Stored items from a collection

%%

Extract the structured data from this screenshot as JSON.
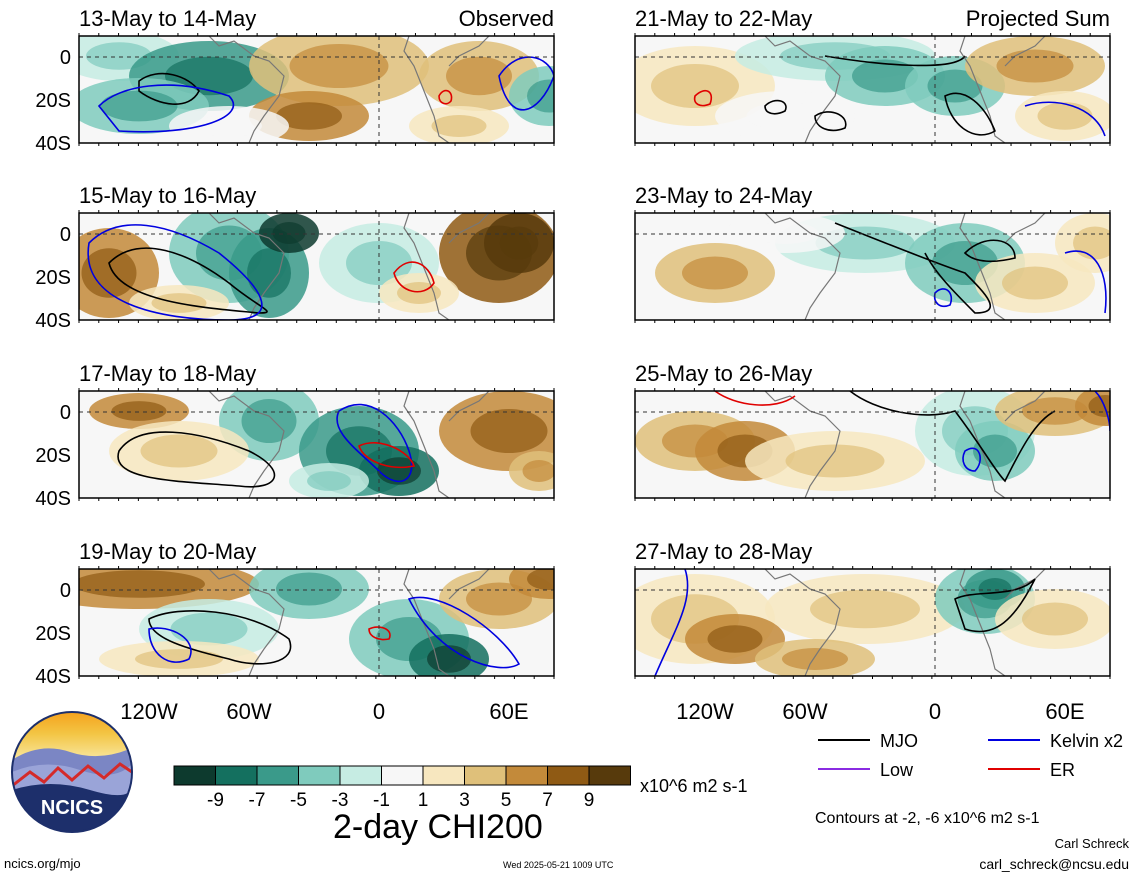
{
  "chart_data": {
    "type": "heatmap",
    "title": "2-day CHI200",
    "colorbar": {
      "units": "x10^6 m2 s-1",
      "tick_labels": [
        "-9",
        "-7",
        "-5",
        "-3",
        "-1",
        "1",
        "3",
        "5",
        "7",
        "9"
      ],
      "colors": [
        "#0d3a2e",
        "#14705f",
        "#3a9a8a",
        "#7fcbbd",
        "#c6ece3",
        "#f7f7f7",
        "#f7e7bf",
        "#dfc07a",
        "#c38a3a",
        "#8f5a14",
        "#573a0c"
      ]
    },
    "x_tick_labels": [
      "120W",
      "60W",
      "0",
      "60E"
    ],
    "y_tick_labels": [
      "0",
      "20S",
      "40S"
    ],
    "columns": [
      {
        "label": "Observed",
        "panels": [
          "13-May to 14-May",
          "15-May to 16-May",
          "17-May to 18-May",
          "19-May to 20-May"
        ]
      },
      {
        "label": "Projected Sum",
        "panels": [
          "21-May to 22-May",
          "23-May to 24-May",
          "25-May to 26-May",
          "27-May to 28-May"
        ]
      }
    ],
    "legend": {
      "placement": "bottom-right",
      "items": [
        {
          "label": "MJO",
          "color": "#000000"
        },
        {
          "label": "Kelvin x2",
          "color": "#0000e0"
        },
        {
          "label": "Low",
          "color": "#8a2be2"
        },
        {
          "label": "ER",
          "color": "#e00000"
        }
      ]
    },
    "contour_note": "Contours at -2, -6 x10^6 m2 s-1"
  },
  "logo": {
    "text": "NCICS"
  },
  "footer": {
    "left": "ncics.org/mjo",
    "center": "Wed 2025-05-21 1009 UTC",
    "right_name": "Carl Schreck",
    "right_email": "carl_schreck@ncsu.edu"
  }
}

%%

_PROBLEM DESCRIPTION_:
Repeat the data exactly, without the pictures.

_SOLUTION BELOW_:
Extract the structured data from this screenshot as JSON.
{
  "chart_data": {
    "type": "heatmap",
    "title": "2-day CHI200",
    "colorbar": {
      "units": "x10^6 m2 s-1",
      "tick_labels": [
        "-9",
        "-7",
        "-5",
        "-3",
        "-1",
        "1",
        "3",
        "5",
        "7",
        "9"
      ],
      "colors": [
        "#0d3a2e",
        "#14705f",
        "#3a9a8a",
        "#7fcbbd",
        "#c6ece3",
        "#f7f7f7",
        "#f7e7bf",
        "#dfc07a",
        "#c38a3a",
        "#8f5a14",
        "#573a0c"
      ]
    },
    "x_tick_labels": [
      "120W",
      "60W",
      "0",
      "60E"
    ],
    "y_tick_labels": [
      "0",
      "20S",
      "40S"
    ],
    "columns": [
      {
        "label": "Observed",
        "panels": [
          "13-May to 14-May",
          "15-May to 16-May",
          "17-May to 18-May",
          "19-May to 20-May"
        ]
      },
      {
        "label": "Projected Sum",
        "panels": [
          "21-May to 22-May",
          "23-May to 24-May",
          "25-May to 26-May",
          "27-May to 28-May"
        ]
      }
    ],
    "legend": {
      "placement": "bottom-right",
      "items": [
        {
          "label": "MJO",
          "color": "#000000"
        },
        {
          "label": "Kelvin x2",
          "color": "#0000e0"
        },
        {
          "label": "Low",
          "color": "#8a2be2"
        },
        {
          "label": "ER",
          "color": "#e00000"
        }
      ]
    },
    "contour_note": "Contours at -2, -6 x10^6 m2 s-1"
  },
  "logo": {
    "text": "NCICS"
  },
  "footer": {
    "left": "ncics.org/mjo",
    "center": "Wed 2025-05-21 1009 UTC",
    "right_name": "Carl Schreck",
    "right_email": "carl_schreck@ncsu.edu"
  }
}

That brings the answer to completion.